**Record set**
--- START ---
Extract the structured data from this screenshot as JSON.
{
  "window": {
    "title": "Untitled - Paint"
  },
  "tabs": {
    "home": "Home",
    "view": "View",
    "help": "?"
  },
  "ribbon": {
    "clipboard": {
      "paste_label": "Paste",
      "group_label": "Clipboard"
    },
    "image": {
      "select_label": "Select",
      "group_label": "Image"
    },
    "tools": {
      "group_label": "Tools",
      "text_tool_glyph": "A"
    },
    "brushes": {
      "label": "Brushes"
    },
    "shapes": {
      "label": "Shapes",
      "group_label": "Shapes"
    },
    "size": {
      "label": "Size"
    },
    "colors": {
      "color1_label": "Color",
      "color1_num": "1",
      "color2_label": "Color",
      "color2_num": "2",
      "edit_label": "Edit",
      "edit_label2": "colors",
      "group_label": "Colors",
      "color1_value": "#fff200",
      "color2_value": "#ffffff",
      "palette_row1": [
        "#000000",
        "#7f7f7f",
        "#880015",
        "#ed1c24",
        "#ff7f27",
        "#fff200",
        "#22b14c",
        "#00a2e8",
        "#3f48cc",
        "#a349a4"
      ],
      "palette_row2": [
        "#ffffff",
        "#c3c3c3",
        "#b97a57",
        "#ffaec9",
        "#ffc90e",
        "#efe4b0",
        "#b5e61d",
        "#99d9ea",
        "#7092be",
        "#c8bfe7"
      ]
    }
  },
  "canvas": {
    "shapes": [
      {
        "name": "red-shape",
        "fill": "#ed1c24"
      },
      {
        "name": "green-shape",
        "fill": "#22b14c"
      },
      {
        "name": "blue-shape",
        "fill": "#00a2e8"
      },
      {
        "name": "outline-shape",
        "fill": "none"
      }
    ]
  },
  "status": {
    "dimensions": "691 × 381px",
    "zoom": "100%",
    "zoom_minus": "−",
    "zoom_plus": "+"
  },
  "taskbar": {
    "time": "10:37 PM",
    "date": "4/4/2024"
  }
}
--- END ---
**What the task asks**
Give back the data above exactly as it appears.

**Output for this exercise**
Extract the structured data from this screenshot as JSON.
{
  "window": {
    "title": "Untitled - Paint"
  },
  "tabs": {
    "home": "Home",
    "view": "View",
    "help": "?"
  },
  "ribbon": {
    "clipboard": {
      "paste_label": "Paste",
      "group_label": "Clipboard"
    },
    "image": {
      "select_label": "Select",
      "group_label": "Image"
    },
    "tools": {
      "group_label": "Tools",
      "text_tool_glyph": "A"
    },
    "brushes": {
      "label": "Brushes"
    },
    "shapes": {
      "label": "Shapes",
      "group_label": "Shapes"
    },
    "size": {
      "label": "Size"
    },
    "colors": {
      "color1_label": "Color",
      "color1_num": "1",
      "color2_label": "Color",
      "color2_num": "2",
      "edit_label": "Edit",
      "edit_label2": "colors",
      "group_label": "Colors",
      "color1_value": "#fff200",
      "color2_value": "#ffffff",
      "palette_row1": [
        "#000000",
        "#7f7f7f",
        "#880015",
        "#ed1c24",
        "#ff7f27",
        "#fff200",
        "#22b14c",
        "#00a2e8",
        "#3f48cc",
        "#a349a4"
      ],
      "palette_row2": [
        "#ffffff",
        "#c3c3c3",
        "#b97a57",
        "#ffaec9",
        "#ffc90e",
        "#efe4b0",
        "#b5e61d",
        "#99d9ea",
        "#7092be",
        "#c8bfe7"
      ]
    }
  },
  "canvas": {
    "shapes": [
      {
        "name": "red-shape",
        "fill": "#ed1c24"
      },
      {
        "name": "green-shape",
        "fill": "#22b14c"
      },
      {
        "name": "blue-shape",
        "fill": "#00a2e8"
      },
      {
        "name": "outline-shape",
        "fill": "none"
      }
    ]
  },
  "status": {
    "dimensions": "691 × 381px",
    "zoom": "100%",
    "zoom_minus": "−",
    "zoom_plus": "+"
  },
  "taskbar": {
    "time": "10:37 PM",
    "date": "4/4/2024"
  }
}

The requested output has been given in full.